WHAT YOU WILL DO ▸
A: Using the passage about the Highlandtown car barn, say whether each statement agrees with it, answering yes or no and quoting the words that decide it: (i) Charles O. Hacker worked as a motorman and conductor for 33 years. (ii) The "Red Rockets" were replaced by buses in the 1940s. (iii) The cooperative apartment complex is expected to open by mid-1996.
B: Repeat word for word the stretch of the passage about the Highlandtown car barn from "Starting next year, Mr." through "open by mid-1996.".
C: Pick up the passage about the Highlandtown car barn after its last sentence and continue it.

PASSAGE ▸

━━━━━━━━

For 33 years, Charles O. Hacker was a motorman and conductor for Baltimore's streetcars, stationed part of the time on the "26" line operating from the old trolley car barn at Lombard and Grundy streets in Highlandtown.
The one-, two- and three-car trains that were based there, known as "Red Rockets," have been out of commission since the 1950s, when they were replaced by buses.
Starting next year, Mr. Hacker and his wife, Ruth, will take up residence inside the car barn, which is being converted to cooperative apartments for seniors.
"We hope to be among the first residents, but I have one problem," he confessed at a groundbreaking ceremony last week. "I'm scared to death I might wake up at 2 o'clock in the morning and want to take a two-car train to Sparrows Point!"
The Hackers are among more than 150 people who have signed up to move into the Highlandtown Cooperative Apartments, a $6.7 million complex scheduled to open by mid-1996.

━━━━━━━━

RECORDS ▸
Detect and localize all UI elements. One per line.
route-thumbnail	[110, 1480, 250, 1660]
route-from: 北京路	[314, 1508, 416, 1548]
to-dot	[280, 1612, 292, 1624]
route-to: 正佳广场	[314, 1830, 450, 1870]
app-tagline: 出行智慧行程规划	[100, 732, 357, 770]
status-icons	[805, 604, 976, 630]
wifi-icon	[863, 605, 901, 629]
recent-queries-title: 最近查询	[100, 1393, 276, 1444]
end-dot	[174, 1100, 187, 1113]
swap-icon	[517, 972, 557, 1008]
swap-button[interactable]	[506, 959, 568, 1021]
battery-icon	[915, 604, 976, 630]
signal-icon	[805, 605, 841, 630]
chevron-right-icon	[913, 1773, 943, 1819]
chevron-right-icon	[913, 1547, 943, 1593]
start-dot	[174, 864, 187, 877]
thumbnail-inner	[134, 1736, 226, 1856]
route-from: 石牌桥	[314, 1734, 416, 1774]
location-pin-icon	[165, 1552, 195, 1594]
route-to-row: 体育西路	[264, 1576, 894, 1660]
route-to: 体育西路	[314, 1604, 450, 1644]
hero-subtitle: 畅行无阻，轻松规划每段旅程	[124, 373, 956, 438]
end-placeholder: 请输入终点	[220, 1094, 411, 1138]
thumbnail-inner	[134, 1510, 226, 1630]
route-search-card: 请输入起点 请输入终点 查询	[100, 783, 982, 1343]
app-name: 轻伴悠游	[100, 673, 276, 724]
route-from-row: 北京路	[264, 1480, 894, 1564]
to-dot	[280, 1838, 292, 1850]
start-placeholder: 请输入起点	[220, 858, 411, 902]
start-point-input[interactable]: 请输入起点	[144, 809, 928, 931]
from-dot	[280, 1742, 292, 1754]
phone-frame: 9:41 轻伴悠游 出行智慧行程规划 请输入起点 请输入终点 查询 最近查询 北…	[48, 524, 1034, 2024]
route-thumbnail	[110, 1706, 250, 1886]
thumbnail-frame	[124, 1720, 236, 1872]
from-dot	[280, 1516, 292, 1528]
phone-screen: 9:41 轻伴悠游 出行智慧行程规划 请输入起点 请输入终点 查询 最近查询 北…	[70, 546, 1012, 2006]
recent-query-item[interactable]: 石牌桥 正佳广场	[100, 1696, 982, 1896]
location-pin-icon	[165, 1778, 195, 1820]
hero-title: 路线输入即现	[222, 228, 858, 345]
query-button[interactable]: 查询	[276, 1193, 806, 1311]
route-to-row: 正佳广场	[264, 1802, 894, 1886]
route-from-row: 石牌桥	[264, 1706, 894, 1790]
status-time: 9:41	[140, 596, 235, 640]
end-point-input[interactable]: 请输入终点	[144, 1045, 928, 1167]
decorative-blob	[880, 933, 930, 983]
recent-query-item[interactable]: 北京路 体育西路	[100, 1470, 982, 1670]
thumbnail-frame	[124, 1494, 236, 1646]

━━━━━━━━

ANSWERS TO THE TASKS ▸
A:
(i) Yes: "For 33 years, Charles O. Hacker was a motorman and conductor for Baltimore's streetcars"
(ii) No: "have been out of commission since the 1950s, when they were replaced by buses"
(iii) Yes: "scheduled to open by mid-1996"

B:
Starting next year, Mr. Hacker and his wife, Ruth, will take up residence inside the car barn, which is being converted to cooperative apartments for seniors.
"We hope to be among the first residents, but I have one problem," he confessed at a groundbreaking ceremony last week. "I'm scared to death I might wake up at 2 o'clock in the morning and want to take a two-car train to Sparrows Point!"
The Hackers are among more than 150 people who have signed up to move into the Highlandtown Cooperative Apartments, a $6.7 million complex scheduled to open by mid-1996.

C:
Cooperative Services Inc. of Oak Park, Mich., is developing the 74-unit project, its first in Baltimore. It has two others in Baltimore County. Funding partners include the state of Maryland; the city of Baltimore; Enterprise Social Investment Corp.; and Nations Housing Fund, an affiliate of NationsBank.
Built in 1901, Highlandtown's trolley car barn was where trains on the "26" line were cleaned, repaired and stored overnight. It is one of more than a dozen such structures in Baltimore; fewer than half a dozen still stand.
The Lombard Street building is one block long and half a block wide, with reinforced concrete walls 3 1/2 feet thick.
After buses replaced streetcars, the trolley barn became a warehouse for various goods, including canned food, pickles, pig iron and aluminum ingots.
The conversion was designed by The Architectural Team of Chelsea, Mass. General contractor is Struever Bros., Eccles & Rouse.
Architect Robert Verrier said the building was a good candidate for adaptive reuse because it was structurally sound but underused and a physical barrier within the community. "For all these years, it's been the Berlin Wall of this neighborhood," he said. "It was an opportunity to do some creative design."
To make the building suitable for living, the contractor is cutting windows in its sides and carving out part of the roof to create three courtyards open to the sky. Three sides of the building will be clad to resemble brick rowhouses from the turn of the century.
Community leaders like the plan.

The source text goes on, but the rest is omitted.